[Do this]: Give back all the data exactly, line by line.

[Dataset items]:
-- START --

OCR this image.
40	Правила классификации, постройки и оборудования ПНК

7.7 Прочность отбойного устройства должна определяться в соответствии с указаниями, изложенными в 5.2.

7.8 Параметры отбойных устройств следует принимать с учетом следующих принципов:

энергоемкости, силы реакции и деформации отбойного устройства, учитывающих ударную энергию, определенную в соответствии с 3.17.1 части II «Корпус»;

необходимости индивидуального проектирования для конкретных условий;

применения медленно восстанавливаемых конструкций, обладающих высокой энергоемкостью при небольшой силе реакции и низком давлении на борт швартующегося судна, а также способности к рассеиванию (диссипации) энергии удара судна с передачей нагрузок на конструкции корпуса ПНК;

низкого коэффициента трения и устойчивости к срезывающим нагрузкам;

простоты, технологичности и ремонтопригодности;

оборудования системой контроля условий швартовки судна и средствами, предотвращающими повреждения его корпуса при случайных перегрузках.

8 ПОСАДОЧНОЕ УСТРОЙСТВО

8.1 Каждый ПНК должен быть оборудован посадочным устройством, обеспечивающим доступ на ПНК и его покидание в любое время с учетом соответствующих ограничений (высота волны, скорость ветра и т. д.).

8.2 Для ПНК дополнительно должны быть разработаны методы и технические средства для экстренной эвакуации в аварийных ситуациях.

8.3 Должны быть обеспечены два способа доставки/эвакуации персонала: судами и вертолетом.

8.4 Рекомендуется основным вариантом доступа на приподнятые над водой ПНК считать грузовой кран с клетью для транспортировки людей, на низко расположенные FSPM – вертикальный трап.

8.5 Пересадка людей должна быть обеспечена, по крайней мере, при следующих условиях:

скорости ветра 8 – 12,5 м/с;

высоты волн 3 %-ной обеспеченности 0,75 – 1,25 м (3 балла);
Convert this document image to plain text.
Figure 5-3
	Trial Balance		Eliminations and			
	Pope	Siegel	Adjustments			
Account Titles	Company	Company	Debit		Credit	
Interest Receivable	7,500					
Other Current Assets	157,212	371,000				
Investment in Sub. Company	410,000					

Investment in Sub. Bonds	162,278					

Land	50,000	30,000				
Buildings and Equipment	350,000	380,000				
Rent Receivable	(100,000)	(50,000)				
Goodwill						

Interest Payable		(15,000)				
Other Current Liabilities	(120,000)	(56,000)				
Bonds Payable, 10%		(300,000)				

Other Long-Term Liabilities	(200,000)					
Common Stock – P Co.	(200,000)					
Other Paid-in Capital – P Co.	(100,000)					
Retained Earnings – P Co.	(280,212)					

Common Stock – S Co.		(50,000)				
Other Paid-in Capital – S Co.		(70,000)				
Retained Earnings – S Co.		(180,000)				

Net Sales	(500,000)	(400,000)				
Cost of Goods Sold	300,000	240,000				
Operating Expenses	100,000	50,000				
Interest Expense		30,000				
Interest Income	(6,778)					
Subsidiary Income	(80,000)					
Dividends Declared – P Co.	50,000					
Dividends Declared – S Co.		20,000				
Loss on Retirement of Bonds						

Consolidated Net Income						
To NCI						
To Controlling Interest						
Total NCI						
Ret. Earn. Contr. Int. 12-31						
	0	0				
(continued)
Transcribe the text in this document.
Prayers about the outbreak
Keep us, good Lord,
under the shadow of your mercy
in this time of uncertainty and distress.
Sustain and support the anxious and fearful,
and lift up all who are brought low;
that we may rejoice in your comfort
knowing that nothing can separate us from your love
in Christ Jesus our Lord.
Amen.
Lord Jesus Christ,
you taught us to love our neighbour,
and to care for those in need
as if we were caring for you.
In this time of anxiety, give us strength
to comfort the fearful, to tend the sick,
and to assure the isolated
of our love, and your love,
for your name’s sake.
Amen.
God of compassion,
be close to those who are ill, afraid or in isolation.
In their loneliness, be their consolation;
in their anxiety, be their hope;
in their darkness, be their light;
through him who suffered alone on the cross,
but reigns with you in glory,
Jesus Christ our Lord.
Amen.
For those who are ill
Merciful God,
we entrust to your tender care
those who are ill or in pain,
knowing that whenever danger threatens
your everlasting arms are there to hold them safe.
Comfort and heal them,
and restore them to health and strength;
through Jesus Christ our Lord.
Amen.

-- END --

[Final result]:
OCR this image.
40	Правила классификации, постройки и оборудования ПНК

7.7 Прочность отбойного устройства должна определяться в соответствии с указаниями, изложенными в 5.2.

7.8 Параметры отбойных устройств следует принимать с учетом следующих принципов:

энергоемкости, силы реакции и деформации отбойного устройства, учитывающих ударную энергию, определенную в соответствии с 3.17.1 части II «Корпус»;

необходимости индивидуального проектирования для конкретных условий;

применения медленно восстанавливаемых конструкций, обладающих высокой энергоемкостью при небольшой силе реакции и низком давлении на борт швартующегося судна, а также способности к рассеиванию (диссипации) энергии удара судна с передачей нагрузок на конструкции корпуса ПНК;

низкого коэффициента трения и устойчивости к срезывающим нагрузкам;

простоты, технологичности и ремонтопригодности;

оборудования системой контроля условий швартовки судна и средствами, предотвращающими повреждения его корпуса при случайных перегрузках.

8 ПОСАДОЧНОЕ УСТРОЙСТВО

8.1 Каждый ПНК должен быть оборудован посадочным устройством, обеспечивающим доступ на ПНК и его покидание в любое время с учетом соответствующих ограничений (высота волны, скорость ветра и т. д.).

8.2 Для ПНК дополнительно должны быть разработаны методы и технические средства для экстренной эвакуации в аварийных ситуациях.

8.3 Должны быть обеспечены два способа доставки/эвакуации персонала: судами и вертолетом.

8.4 Рекомендуется основным вариантом доступа на приподнятые над водой ПНК считать грузовой кран с клетью для транспортировки людей, на низко расположенные FSPM – вертикальный трап.

8.5 Пересадка людей должна быть обеспечена, по крайней мере, при следующих условиях:

скорости ветра 8 – 12,5 м/с;

высоты волн 3 %-ной обеспеченности 0,75 – 1,25 м (3 балла);
Convert this document image to plain text.
Figure 5-3
	Trial Balance		Eliminations and			
	Pope	Siegel	Adjustments			
Account Titles	Company	Company	Debit		Credit	
Interest Receivable	7,500					
Other Current Assets	157,212	371,000				
Investment in Sub. Company	410,000					

Investment in Sub. Bonds	162,278					

Land	50,000	30,000				
Buildings and Equipment	350,000	380,000				
Rent Receivable	(100,000)	(50,000)				
Goodwill						

Interest Payable		(15,000)				
Other Current Liabilities	(120,000)	(56,000)				
Bonds Payable, 10%		(300,000)				

Other Long-Term Liabilities	(200,000)					
Common Stock – P Co.	(200,000)					
Other Paid-in Capital – P Co.	(100,000)					
Retained Earnings – P Co.	(280,212)					

Common Stock – S Co.		(50,000)				
Other Paid-in Capital – S Co.		(70,000)				
Retained Earnings – S Co.		(180,000)				

Net Sales	(500,000)	(400,000)				
Cost of Goods Sold	300,000	240,000				
Operating Expenses	100,000	50,000				
Interest Expense		30,000				
Interest Income	(6,778)					
Subsidiary Income	(80,000)					
Dividends Declared – P Co.	50,000					
Dividends Declared – S Co.		20,000				
Loss on Retirement of Bonds						

Consolidated Net Income						
To NCI						
To Controlling Interest						
Total NCI						
Ret. Earn. Contr. Int. 12-31						
	0	0				
(continued)
Transcribe the text in this document.
Prayers about the outbreak
Keep us, good Lord,
under the shadow of your mercy
in this time of uncertainty and distress.
Sustain and support the anxious and fearful,
and lift up all who are brought low;
that we may rejoice in your comfort
knowing that nothing can separate us from your love
in Christ Jesus our Lord.
Amen.
Lord Jesus Christ,
you taught us to love our neighbour,
and to care for those in need
as if we were caring for you.
In this time of anxiety, give us strength
to comfort the fearful, to tend the sick,
and to assure the isolated
of our love, and your love,
for your name’s sake.
Amen.
God of compassion,
be close to those who are ill, afraid or in isolation.
In their loneliness, be their consolation;
in their anxiety, be their hope;
in their darkness, be their light;
through him who suffered alone on the cross,
but reigns with you in glory,
Jesus Christ our Lord.
Amen.
For those who are ill
Merciful God,
we entrust to your tender care
those who are ill or in pain,
knowing that whenever danger threatens
your everlasting arms are there to hold them safe.
Comfort and heal them,
and restore them to health and strength;
through Jesus Christ our Lord.
Amen.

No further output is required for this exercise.